Part of a data file

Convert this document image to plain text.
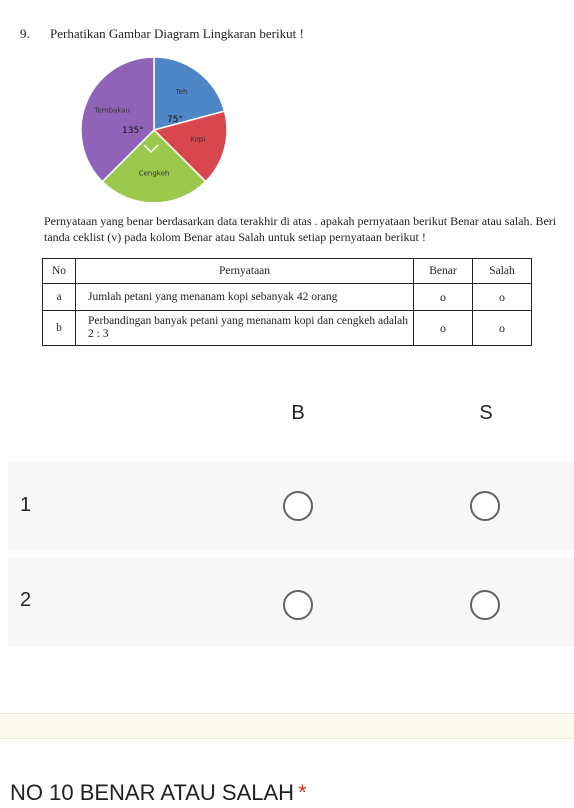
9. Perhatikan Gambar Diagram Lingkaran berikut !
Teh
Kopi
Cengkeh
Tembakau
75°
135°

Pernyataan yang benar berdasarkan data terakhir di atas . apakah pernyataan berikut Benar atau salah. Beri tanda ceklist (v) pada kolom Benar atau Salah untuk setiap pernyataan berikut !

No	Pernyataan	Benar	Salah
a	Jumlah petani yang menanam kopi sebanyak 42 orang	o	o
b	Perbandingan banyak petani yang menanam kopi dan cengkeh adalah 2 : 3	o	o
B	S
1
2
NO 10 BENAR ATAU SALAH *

**Short problem**: Print the entries above exactly, taking out only the pictures.

**Task result**:
Convert this document image to plain text.
9. Perhatikan Gambar Diagram Lingkaran berikut !
Teh
Kopi
Cengkeh
Tembakau
75°
135°

Pernyataan yang benar berdasarkan data terakhir di atas . apakah pernyataan berikut Benar atau salah. Beri tanda ceklist (v) pada kolom Benar atau Salah untuk setiap pernyataan berikut !

No	Pernyataan	Benar	Salah
a	Jumlah petani yang menanam kopi sebanyak 42 orang	o	o
b	Perbandingan banyak petani yang menanam kopi dan cengkeh adalah 2 : 3	o	o
B	S
1
2
NO 10 BENAR ATAU SALAH *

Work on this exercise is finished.